__Dataset records__
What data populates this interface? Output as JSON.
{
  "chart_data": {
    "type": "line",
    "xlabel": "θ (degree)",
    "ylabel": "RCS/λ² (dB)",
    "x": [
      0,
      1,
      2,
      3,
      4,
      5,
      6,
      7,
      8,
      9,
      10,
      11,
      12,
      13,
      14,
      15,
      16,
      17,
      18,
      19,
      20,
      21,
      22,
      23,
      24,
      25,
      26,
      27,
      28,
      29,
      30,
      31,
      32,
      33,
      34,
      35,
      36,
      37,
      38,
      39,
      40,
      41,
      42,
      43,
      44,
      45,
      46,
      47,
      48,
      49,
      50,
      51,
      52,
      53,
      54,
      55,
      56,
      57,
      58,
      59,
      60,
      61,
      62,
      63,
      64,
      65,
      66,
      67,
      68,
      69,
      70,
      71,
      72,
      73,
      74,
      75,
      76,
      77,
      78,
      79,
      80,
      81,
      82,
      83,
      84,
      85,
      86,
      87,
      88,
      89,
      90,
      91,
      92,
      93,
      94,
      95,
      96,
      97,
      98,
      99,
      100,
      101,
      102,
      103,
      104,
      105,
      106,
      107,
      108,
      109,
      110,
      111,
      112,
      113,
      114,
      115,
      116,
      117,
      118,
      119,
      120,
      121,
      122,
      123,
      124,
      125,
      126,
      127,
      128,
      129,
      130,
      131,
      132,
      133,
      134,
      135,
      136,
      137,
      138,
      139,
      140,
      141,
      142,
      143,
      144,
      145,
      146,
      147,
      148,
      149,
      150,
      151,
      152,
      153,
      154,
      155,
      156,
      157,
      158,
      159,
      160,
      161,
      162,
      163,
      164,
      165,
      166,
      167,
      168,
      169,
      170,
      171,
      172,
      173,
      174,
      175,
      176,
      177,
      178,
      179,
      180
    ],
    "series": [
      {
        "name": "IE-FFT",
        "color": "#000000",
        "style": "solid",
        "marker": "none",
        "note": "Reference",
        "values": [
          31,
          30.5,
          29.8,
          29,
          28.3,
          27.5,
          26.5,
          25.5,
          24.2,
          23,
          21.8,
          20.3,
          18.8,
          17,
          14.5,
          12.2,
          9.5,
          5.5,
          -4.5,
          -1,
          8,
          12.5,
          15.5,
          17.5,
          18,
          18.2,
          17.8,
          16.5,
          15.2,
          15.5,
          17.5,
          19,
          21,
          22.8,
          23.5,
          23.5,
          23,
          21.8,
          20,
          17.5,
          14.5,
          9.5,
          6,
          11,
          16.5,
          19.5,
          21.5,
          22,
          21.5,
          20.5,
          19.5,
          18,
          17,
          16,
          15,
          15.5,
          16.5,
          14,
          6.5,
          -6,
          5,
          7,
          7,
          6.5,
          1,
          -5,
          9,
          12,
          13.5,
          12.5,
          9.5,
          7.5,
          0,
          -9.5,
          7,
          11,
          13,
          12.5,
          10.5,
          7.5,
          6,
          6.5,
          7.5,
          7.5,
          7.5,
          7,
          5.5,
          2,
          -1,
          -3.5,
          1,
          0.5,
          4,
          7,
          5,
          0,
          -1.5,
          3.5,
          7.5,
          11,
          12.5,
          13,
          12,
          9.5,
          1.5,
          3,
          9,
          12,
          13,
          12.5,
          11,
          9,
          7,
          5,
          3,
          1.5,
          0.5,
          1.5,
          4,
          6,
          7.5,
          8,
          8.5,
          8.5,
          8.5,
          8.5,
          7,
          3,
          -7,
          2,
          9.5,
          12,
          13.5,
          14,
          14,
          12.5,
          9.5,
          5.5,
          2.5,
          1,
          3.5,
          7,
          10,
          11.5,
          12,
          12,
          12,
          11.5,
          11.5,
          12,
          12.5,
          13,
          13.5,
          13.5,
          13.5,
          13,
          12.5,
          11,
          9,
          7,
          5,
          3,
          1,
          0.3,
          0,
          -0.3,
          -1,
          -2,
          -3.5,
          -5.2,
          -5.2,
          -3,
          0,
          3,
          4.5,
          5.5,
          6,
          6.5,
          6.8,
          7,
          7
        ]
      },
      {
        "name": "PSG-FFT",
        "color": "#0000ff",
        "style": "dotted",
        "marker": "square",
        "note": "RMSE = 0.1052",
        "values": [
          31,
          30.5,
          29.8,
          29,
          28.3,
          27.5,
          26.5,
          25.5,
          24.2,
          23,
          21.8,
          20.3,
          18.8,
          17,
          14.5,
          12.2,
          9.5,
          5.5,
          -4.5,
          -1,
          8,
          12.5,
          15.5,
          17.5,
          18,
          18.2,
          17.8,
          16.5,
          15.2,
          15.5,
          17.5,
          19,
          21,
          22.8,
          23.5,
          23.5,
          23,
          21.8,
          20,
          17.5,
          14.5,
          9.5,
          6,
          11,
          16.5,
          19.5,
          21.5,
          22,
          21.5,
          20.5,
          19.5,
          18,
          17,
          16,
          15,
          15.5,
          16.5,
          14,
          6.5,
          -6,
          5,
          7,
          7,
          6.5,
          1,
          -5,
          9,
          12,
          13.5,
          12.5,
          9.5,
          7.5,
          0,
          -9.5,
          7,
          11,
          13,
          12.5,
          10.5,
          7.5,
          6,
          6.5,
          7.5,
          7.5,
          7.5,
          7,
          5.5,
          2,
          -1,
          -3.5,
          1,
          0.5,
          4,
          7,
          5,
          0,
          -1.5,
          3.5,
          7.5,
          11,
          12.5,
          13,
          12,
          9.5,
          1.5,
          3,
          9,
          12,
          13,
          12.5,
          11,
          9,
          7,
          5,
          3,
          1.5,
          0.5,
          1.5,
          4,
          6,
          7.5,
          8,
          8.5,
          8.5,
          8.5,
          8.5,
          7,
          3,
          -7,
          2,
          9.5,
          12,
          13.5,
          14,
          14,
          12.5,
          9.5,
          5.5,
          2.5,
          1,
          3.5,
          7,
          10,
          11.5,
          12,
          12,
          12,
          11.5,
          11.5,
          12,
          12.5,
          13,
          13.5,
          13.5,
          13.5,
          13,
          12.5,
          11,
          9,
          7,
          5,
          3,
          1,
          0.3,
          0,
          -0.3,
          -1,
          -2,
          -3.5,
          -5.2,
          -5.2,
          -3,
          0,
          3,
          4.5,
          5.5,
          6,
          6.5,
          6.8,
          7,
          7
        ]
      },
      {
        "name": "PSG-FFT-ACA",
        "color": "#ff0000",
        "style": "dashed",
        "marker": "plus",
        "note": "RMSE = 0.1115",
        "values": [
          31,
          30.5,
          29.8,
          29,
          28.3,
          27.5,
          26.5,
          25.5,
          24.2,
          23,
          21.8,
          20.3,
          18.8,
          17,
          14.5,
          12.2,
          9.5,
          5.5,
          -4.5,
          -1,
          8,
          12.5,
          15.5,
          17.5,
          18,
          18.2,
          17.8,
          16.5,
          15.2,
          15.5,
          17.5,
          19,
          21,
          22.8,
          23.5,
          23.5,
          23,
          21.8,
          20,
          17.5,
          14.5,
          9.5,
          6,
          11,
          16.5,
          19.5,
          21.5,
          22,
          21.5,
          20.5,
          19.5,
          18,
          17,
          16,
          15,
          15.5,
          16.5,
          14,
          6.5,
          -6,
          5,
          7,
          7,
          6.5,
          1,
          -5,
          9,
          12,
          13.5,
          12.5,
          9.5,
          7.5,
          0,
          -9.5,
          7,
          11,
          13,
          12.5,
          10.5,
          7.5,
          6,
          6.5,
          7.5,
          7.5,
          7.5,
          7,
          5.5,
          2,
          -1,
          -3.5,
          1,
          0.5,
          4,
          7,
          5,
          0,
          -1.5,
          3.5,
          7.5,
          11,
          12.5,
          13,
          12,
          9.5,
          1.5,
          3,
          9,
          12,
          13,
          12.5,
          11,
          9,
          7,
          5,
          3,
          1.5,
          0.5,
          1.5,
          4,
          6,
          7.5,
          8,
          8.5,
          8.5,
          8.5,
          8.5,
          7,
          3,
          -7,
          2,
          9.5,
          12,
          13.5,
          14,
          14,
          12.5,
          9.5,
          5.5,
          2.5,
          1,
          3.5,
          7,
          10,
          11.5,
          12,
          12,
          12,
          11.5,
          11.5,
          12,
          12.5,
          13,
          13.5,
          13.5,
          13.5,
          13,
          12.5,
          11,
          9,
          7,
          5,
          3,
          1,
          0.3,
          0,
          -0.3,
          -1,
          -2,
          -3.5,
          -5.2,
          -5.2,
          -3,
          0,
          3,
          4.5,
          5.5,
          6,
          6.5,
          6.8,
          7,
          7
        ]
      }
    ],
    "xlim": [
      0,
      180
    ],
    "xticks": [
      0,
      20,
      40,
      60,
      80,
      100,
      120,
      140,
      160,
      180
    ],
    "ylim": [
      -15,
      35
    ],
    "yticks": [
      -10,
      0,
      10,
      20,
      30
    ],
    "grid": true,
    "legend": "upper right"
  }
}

__What you are asked to do__
Lines holding the word "style" in the entries above are the ones to pull out. Copy them all.

__Correct output__
        "style": "solid",
        "style": "dotted",
        "style": "dashed",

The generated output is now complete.